** START OF Records for the exercise **
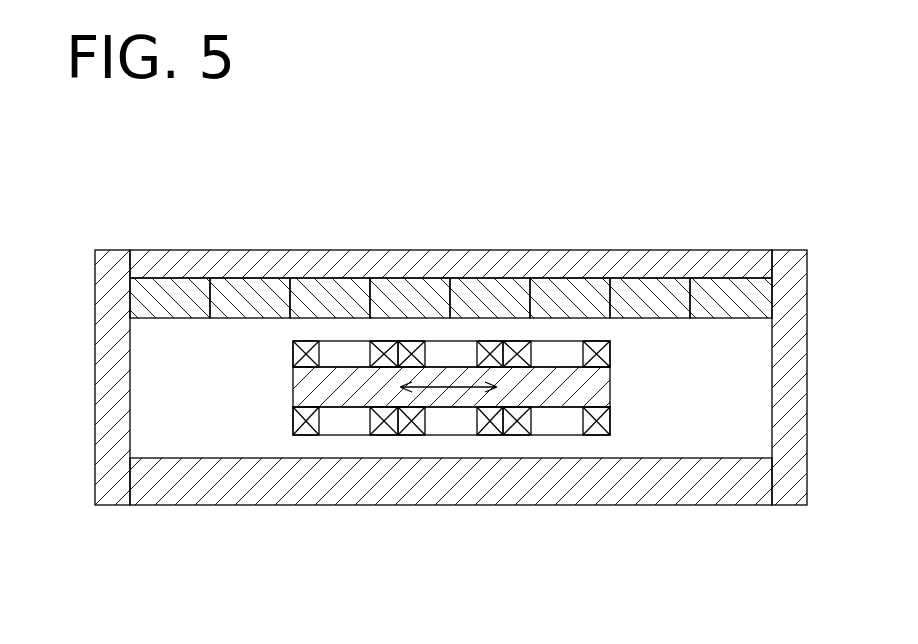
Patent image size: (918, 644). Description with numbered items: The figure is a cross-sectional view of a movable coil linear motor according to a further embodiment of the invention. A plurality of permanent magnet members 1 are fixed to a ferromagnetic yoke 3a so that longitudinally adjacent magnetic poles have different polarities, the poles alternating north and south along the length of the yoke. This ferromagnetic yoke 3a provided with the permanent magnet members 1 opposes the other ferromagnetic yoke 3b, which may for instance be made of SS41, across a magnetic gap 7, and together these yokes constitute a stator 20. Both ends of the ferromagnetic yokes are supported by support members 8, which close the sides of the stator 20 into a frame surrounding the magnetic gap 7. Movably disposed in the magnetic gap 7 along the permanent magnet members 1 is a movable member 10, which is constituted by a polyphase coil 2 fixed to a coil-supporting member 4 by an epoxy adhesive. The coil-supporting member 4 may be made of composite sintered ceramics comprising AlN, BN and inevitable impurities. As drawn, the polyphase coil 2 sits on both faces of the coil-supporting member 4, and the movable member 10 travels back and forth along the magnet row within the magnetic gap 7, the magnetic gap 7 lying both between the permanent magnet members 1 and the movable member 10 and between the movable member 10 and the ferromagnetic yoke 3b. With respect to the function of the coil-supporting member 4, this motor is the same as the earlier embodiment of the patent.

The stator 20 is at (78, 279).
The support member 8 is at (809, 336).
The ferromagnetic yoke 3a is at (632, 257).
The ferromagnetic yoke 3b is at (572, 496).
The permanent magnet member 1 is at (158, 314).
The magnetic gap 7 is at (530, 329).
The movable member 10 is at (441, 382).
The coil-supporting member 4 is at (294, 390).
The polyphase coil 2 is at (611, 349).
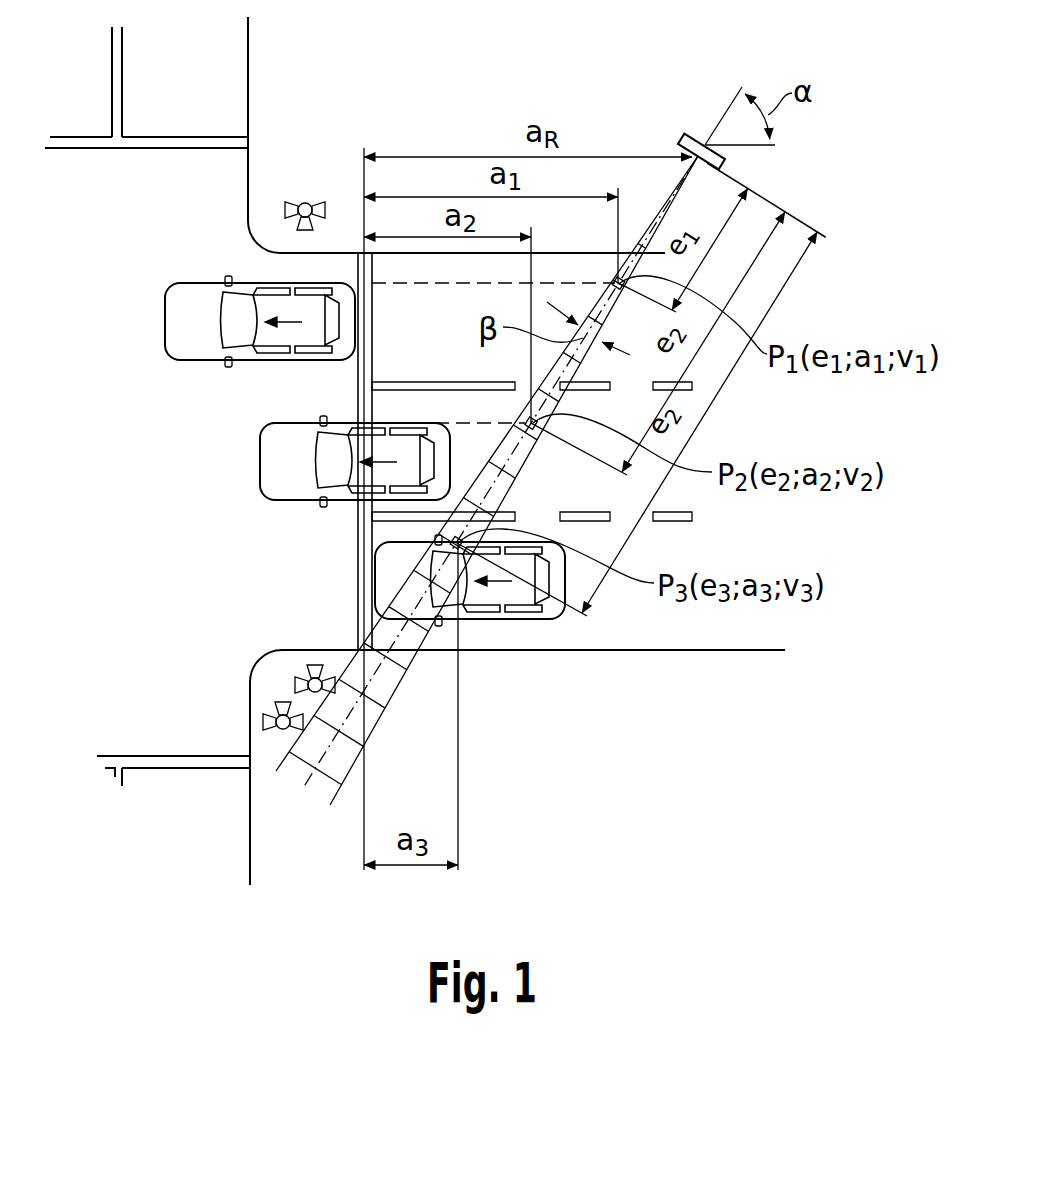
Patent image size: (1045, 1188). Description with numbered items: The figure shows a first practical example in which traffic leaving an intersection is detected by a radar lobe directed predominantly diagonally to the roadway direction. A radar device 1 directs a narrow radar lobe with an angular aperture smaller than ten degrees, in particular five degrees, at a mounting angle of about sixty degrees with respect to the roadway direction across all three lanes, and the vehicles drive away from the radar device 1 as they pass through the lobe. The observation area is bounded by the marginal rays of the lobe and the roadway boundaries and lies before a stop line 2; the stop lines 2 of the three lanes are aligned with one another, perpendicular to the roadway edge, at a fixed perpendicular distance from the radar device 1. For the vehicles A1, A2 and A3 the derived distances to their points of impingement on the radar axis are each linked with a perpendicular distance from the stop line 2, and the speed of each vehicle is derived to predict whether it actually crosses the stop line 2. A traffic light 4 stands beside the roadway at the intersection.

The radar device 1 is at (698, 142).
The stop line 2 is at (357, 262).
The traffic light 4 is at (299, 202).
The vehicle A1 is at (260, 321).
The vehicle A2 is at (355, 461).
The vehicle A3 is at (470, 580).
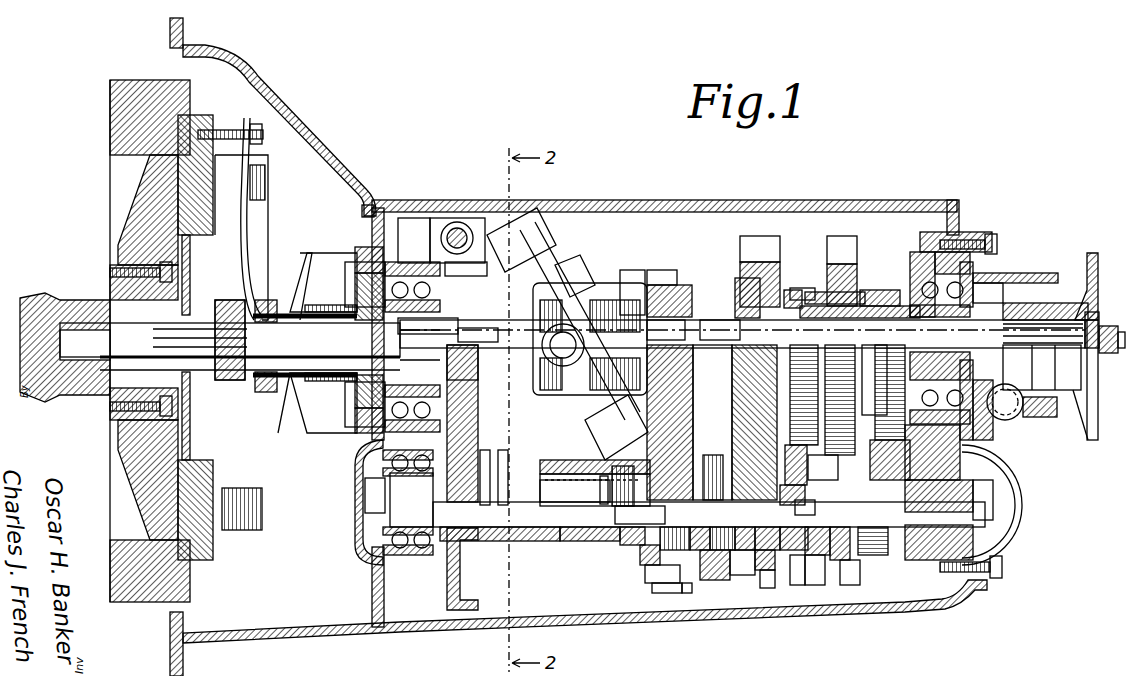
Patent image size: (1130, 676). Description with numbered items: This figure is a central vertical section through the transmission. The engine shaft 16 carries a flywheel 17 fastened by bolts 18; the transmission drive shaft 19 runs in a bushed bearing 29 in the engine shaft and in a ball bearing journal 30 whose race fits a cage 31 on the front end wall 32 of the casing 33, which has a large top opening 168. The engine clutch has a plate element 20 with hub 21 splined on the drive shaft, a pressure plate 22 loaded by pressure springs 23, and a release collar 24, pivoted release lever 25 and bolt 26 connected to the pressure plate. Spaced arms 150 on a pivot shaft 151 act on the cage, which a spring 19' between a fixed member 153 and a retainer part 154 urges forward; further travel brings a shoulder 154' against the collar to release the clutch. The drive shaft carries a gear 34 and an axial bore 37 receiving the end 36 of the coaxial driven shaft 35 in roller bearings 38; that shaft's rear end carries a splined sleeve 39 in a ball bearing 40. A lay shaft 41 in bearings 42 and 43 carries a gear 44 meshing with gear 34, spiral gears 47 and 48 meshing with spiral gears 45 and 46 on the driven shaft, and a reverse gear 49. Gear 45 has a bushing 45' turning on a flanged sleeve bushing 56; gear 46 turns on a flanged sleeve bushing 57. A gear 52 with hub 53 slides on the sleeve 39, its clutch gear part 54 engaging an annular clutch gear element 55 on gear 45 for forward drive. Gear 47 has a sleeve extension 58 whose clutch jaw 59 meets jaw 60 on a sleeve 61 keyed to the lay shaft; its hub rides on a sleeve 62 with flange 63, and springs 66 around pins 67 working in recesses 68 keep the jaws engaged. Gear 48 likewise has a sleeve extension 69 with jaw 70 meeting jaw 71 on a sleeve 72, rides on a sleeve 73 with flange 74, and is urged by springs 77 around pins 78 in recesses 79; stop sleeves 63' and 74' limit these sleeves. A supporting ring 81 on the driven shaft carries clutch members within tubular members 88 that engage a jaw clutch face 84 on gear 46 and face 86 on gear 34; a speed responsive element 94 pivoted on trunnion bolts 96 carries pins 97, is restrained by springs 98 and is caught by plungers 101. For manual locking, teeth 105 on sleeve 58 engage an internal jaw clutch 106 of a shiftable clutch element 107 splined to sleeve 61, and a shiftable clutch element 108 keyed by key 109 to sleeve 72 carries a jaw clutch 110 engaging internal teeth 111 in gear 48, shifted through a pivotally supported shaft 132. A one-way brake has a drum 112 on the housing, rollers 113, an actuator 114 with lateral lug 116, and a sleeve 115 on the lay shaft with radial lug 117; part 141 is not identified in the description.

The engine shaft 16 is at (58, 297).
The flywheel 17 is at (122, 136).
The bolts 18 is at (110, 273).
The transmission drive shaft 19 is at (250, 357).
The spring 19' is at (331, 297).
The disk or plate element 20 is at (190, 262).
The hub 21 is at (218, 392).
The pressure plate 22 is at (205, 205).
The pressure springs 23 is at (255, 530).
The release collar 24 is at (282, 298).
The release lever 25 is at (250, 232).
The bolt 26 is at (210, 128).
The bushed bearing 29 is at (108, 405).
The ball bearing journal 30 is at (466, 272).
The cage 31 is at (358, 268).
The front end wall 32 is at (366, 210).
The casing 33 is at (578, 620).
The gear 34 is at (482, 410).
The driven shaft 35 is at (885, 318).
The end of driven shaft 36 is at (428, 333).
The axial bore 37 is at (348, 336).
The roller bearings 38 is at (412, 347).
The sleeve 39 is at (742, 334).
The ball bearing 40 is at (924, 262).
The lay or stud shaft 41 is at (568, 545).
The bearing 42 is at (358, 470).
The bearing 43 is at (905, 440).
The gear 44 is at (478, 436).
The spiral gear 45 is at (760, 259).
The bushing 45' is at (729, 286).
The spiral gear 46 is at (652, 280).
The spiral gear 47 is at (762, 592).
The spiral gear 48 is at (662, 595).
The gear 49 is at (870, 558).
The gear 52 is at (842, 262).
The hub 53 is at (858, 290).
The clutch gear part 54 is at (802, 288).
The annular clutch gear element 55 is at (792, 290).
The flanged sleeve bushing 56 is at (720, 330).
The flanged sleeve bushing 57 is at (668, 330).
The sleeve extension 58 is at (796, 588).
The clutch jaw 59 is at (798, 458).
The clutch jaw 60 is at (820, 476).
The sleeve 61 is at (838, 565).
The sleeve 62 is at (788, 552).
The flange 63 is at (732, 577).
The stop sleeve 63' is at (810, 506).
The springs 66 is at (767, 525).
The pins 67 is at (743, 525).
The recesses 68 is at (760, 575).
The sleeve extension 69 is at (625, 545).
The clutch jaw 70 is at (633, 486).
The clutch jaw 71 is at (593, 488).
The sleeve 72 is at (535, 545).
The sleeve 73 is at (671, 525).
The flange 74 is at (712, 567).
The stop sleeve 74' is at (639, 512).
The springs 77 is at (695, 525).
The pins 78 is at (719, 525).
The recesses 79 is at (688, 595).
The supporting ring 81 is at (560, 262).
The jaw clutch face 84 is at (586, 340).
The jaw clutch face 86 is at (550, 311).
The tubular member 88 is at (598, 295).
The speed responsive element 94 is at (518, 262).
The trunnion pins or bolts 96 is at (615, 311).
The pins 97 is at (615, 377).
The springs 98 is at (546, 377).
The plungers 101 is at (563, 255).
The jaw clutch teeth 105 is at (815, 590).
The internal jaw clutch 106 is at (812, 560).
The shiftable clutch element 107 is at (850, 590).
The shiftable clutch element 108 is at (572, 462).
The key 109 is at (573, 489).
The jaw clutch 110 is at (645, 565).
The jaw clutch teeth 111 is at (655, 580).
The drum 112 is at (990, 430).
The rollers 113 is at (1015, 475).
The actuator 114 is at (938, 492).
The sleeve 115 is at (995, 512).
The lug 116 is at (1000, 440).
The lug 117 is at (1000, 568).
The pivotally supported shaft 132 is at (483, 332).
The sleeve 141 is at (870, 290).
The spaced arms 150 is at (428, 250).
The pivot shaft 151 is at (455, 225).
The fixed member 153 is at (310, 250).
The retainer part 154 is at (331, 395).
The shoulder 154' is at (289, 403).
The opening 168 is at (925, 203).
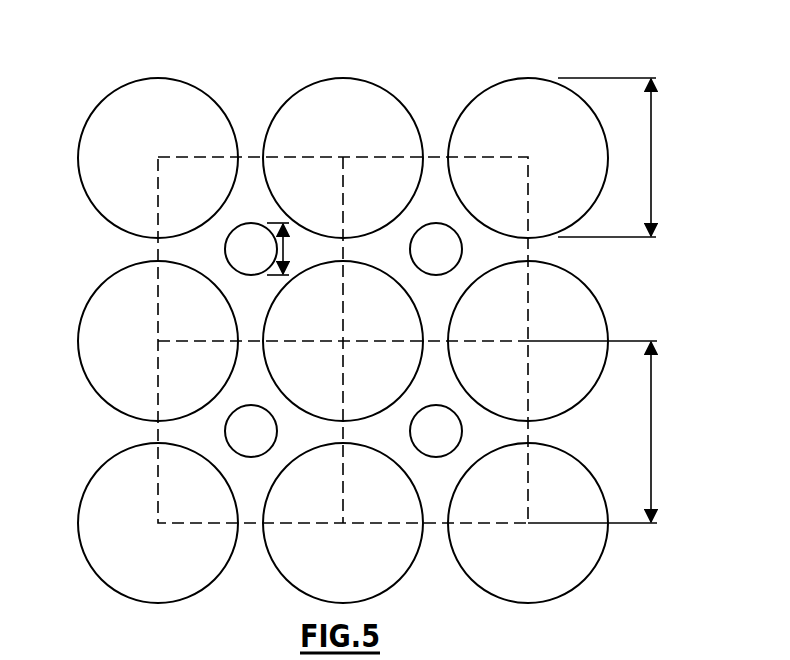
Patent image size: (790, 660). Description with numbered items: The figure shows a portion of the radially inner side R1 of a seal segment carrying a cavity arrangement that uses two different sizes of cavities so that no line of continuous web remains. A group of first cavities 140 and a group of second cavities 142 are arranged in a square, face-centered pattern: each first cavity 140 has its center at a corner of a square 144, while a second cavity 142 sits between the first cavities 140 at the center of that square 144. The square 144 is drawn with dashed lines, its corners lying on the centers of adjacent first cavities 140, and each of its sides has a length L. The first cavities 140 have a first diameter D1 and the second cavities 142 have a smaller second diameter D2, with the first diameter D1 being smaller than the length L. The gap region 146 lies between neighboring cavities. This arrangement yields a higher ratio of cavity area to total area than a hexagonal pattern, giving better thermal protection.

The first cavities 140 is at (483, 113).
The second cavities 142 is at (447, 250).
The square 144 is at (157, 253).
The gap between large feature and small feature 146 is at (434, 485).
The radially inner side R1 is at (136, 60).
The first diameter D1 is at (651, 158).
The second diameter D2 is at (288, 251).
The length L is at (651, 428).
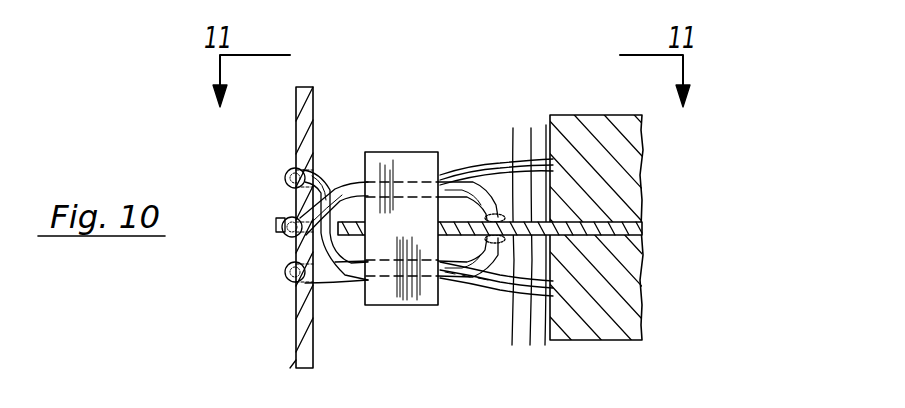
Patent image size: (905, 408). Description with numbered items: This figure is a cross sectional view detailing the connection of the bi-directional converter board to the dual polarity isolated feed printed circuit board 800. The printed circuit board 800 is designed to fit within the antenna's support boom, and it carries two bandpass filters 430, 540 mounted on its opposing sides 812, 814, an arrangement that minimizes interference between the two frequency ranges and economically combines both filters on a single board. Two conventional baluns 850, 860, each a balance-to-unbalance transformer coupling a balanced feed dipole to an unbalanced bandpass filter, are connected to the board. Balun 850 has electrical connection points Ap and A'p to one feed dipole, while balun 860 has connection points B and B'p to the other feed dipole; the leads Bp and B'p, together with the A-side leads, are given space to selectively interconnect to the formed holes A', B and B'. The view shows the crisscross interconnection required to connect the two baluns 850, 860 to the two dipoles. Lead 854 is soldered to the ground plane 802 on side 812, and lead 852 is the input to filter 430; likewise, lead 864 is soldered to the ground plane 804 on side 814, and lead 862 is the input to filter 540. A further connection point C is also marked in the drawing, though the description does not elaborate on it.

The bandpass filter 430 is at (625, 172).
The bandpass filter 540 is at (632, 283).
The printed circuit board 800 is at (642, 230).
The balun 850 is at (410, 165).
The primary output lead 852 is at (490, 168).
The primary output lead 854 is at (507, 159).
The ground plane 802 is at (520, 376).
The side 812 is at (538, 343).
The ground plane 804 is at (492, 323).
The side 814 is at (529, 251).
The balun 860 is at (402, 305).
The lead 862 is at (493, 283).
The lead 864 is at (500, 289).
The formed hole B is at (284, 146).
The fiber port C is at (276, 223).
The formed hole A' is at (263, 253).
The formed hole B' is at (277, 303).
The lead Bp is at (320, 162).
The primary input lead A'p is at (353, 159).
The lead B'p is at (339, 311).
** END OF Records for the exercise **
The exercise —
Give back only the lines from the one containing "Patent image size: (790, 660)." through the one containing "The length L is at (651, 428).", both included, and replace "seal segment" with "shroud segment" in them. Leave everything else unchanged.

Finished task —
Patent image size: (790, 660). Description with numbered items: The figure shows a portion of the radially inner side R1 of a shroud segment carrying a cavity arrangement that uses two different sizes of cavities so that no line of continuous web remains. A group of first cavities 140 and a group of second cavities 142 are arranged in a square, face-centered pattern: each first cavity 140 has its center at a corner of a square 144, while a second cavity 142 sits between the first cavities 140 at the center of that square 144. The square 144 is drawn with dashed lines, its corners lying on the centers of adjacent first cavities 140, and each of its sides has a length L. The first cavities 140 have a first diameter D1 and the second cavities 142 have a smaller second diameter D2, with the first diameter D1 being smaller than the length L. The gap region 146 lies between neighboring cavities. This arrangement yields a higher ratio of cavity area to total area than a hexagonal pattern, giving better thermal protection.

The first cavities 140 is at (483, 113).
The second cavities 142 is at (447, 250).
The square 144 is at (157, 253).
The gap between large feature and small feature 146 is at (434, 485).
The radially inner side R1 is at (136, 60).
The first diameter D1 is at (651, 158).
The second diameter D2 is at (288, 251).
The length L is at (651, 428).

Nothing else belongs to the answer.